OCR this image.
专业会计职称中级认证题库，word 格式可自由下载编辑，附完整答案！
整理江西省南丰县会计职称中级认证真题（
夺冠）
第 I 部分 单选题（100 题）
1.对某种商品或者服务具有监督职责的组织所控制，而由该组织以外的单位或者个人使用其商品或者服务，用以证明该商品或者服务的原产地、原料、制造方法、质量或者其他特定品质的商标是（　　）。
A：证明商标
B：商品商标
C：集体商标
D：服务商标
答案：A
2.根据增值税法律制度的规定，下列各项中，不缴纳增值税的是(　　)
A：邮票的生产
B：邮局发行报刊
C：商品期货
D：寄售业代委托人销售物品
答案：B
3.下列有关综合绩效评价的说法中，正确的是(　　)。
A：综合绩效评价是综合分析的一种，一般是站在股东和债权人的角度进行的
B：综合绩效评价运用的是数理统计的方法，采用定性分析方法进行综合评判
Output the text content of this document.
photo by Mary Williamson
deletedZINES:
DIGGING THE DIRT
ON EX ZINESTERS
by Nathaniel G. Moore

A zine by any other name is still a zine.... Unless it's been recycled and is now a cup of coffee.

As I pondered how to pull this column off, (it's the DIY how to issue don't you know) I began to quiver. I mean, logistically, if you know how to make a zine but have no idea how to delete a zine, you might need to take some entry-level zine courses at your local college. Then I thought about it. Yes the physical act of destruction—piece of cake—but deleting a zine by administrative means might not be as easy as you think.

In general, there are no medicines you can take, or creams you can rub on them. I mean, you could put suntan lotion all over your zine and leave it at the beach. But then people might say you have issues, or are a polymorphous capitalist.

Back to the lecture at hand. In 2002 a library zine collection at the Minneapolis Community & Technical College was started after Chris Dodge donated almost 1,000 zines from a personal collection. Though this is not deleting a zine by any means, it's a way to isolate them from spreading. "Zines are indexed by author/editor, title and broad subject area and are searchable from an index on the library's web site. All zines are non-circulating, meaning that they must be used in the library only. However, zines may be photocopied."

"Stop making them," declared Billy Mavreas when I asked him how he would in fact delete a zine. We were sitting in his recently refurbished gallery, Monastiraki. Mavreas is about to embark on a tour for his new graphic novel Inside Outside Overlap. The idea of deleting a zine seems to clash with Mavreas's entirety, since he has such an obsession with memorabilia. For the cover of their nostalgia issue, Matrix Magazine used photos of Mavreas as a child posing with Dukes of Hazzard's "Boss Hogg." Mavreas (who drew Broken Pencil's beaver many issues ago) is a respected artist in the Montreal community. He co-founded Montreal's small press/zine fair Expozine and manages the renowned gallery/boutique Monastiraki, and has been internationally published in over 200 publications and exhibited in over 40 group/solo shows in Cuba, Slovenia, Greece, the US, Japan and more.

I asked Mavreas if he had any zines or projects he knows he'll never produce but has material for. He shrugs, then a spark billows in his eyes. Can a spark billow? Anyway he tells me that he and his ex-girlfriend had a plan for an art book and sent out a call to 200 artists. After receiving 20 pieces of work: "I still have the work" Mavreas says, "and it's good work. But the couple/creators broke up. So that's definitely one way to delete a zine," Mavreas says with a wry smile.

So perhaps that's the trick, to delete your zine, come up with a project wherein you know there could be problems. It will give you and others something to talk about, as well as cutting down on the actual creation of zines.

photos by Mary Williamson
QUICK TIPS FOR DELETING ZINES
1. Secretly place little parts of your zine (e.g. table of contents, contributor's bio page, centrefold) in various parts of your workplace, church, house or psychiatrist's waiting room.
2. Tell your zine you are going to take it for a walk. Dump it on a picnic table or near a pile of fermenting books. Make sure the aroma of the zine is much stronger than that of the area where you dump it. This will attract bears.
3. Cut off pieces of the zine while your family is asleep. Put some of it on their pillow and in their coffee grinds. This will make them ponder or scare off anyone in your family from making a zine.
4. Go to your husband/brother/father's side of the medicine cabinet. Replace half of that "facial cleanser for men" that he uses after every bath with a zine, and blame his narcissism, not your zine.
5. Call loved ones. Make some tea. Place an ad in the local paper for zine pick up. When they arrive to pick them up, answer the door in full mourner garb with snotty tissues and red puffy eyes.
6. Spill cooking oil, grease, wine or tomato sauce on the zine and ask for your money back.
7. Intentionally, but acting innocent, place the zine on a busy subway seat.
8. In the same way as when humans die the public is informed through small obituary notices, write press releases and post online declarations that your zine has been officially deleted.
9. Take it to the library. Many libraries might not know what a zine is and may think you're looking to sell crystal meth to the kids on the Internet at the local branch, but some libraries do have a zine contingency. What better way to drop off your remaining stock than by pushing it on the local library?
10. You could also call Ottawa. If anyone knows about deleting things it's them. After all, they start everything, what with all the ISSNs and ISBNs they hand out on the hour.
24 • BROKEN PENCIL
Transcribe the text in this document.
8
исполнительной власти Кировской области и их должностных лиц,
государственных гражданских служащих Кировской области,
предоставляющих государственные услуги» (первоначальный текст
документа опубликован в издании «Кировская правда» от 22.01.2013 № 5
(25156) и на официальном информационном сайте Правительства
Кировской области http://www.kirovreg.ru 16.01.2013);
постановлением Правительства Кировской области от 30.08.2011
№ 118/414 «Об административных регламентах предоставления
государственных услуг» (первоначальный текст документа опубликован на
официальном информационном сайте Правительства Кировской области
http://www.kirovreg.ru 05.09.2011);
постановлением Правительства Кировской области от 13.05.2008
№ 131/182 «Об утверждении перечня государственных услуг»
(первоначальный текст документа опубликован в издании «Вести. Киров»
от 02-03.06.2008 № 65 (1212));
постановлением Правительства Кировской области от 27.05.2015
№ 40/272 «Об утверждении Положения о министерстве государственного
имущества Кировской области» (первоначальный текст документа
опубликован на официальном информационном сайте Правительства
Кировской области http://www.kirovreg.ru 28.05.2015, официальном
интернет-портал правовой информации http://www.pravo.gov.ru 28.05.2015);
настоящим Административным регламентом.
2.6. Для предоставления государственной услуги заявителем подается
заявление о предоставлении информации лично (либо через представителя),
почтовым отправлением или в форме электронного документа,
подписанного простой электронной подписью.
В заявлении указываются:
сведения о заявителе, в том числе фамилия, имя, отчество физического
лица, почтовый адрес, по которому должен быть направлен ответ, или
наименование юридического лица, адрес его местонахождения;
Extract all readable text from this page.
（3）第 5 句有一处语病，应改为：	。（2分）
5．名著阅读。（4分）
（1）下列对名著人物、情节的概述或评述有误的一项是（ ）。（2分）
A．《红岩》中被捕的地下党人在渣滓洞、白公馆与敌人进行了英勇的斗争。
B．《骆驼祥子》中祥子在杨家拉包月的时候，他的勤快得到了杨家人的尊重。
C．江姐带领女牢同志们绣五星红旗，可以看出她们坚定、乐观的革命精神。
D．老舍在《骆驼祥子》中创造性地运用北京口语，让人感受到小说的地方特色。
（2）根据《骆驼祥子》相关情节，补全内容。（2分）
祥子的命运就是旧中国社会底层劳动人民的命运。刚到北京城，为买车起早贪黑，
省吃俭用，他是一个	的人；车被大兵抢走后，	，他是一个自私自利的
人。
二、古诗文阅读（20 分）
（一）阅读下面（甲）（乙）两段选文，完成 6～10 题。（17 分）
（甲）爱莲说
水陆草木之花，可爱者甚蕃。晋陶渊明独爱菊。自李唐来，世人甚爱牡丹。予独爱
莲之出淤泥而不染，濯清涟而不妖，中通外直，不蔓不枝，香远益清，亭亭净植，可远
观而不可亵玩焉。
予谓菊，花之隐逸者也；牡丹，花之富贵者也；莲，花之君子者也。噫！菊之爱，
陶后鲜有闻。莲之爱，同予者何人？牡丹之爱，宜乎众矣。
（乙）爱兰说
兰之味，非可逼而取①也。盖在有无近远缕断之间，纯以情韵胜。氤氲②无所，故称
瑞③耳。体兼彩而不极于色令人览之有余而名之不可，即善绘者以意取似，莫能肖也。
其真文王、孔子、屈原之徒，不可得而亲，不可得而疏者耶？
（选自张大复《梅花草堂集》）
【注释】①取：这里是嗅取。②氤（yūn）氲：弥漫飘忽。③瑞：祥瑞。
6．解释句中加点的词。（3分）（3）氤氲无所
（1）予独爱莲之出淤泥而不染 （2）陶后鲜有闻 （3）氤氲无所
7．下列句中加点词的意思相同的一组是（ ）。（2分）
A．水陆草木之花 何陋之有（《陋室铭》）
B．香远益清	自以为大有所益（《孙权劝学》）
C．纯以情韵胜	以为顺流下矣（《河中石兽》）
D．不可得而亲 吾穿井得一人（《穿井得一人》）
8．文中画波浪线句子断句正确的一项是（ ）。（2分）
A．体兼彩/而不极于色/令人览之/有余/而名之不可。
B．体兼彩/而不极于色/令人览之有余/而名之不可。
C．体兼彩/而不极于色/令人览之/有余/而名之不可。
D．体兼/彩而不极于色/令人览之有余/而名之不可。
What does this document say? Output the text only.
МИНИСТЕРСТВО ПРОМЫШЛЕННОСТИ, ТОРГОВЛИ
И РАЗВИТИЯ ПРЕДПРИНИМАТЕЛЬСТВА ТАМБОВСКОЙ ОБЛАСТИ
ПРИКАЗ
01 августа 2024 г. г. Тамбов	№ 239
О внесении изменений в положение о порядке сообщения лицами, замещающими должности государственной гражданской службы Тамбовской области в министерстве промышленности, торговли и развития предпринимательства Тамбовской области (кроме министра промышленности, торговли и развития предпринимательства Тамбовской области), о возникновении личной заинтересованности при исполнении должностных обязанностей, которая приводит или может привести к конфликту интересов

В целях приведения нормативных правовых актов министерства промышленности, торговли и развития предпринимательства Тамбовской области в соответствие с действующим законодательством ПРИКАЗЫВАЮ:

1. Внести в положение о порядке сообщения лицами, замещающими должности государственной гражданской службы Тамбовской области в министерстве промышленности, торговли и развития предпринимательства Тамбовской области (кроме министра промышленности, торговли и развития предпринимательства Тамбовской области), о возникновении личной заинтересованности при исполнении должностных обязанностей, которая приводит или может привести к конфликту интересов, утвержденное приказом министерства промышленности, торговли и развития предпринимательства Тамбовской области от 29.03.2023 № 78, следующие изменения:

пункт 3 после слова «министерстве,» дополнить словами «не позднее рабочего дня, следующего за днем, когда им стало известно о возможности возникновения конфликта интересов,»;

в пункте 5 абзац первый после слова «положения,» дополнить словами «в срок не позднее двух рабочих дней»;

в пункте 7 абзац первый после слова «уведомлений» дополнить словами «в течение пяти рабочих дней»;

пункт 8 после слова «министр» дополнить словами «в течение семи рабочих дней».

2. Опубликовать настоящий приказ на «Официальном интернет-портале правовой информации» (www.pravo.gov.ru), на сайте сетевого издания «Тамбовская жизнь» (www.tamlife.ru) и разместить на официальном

....................

Copy each line of the entries that includes the word "水陆草木之花".

◆ Exercise response ◆
水陆草木之花，可爱者甚蕃。晋陶渊明独爱菊。自李唐来，世人甚爱牡丹。予独爱
A．水陆草木之花 何陋之有（《陋室铭》）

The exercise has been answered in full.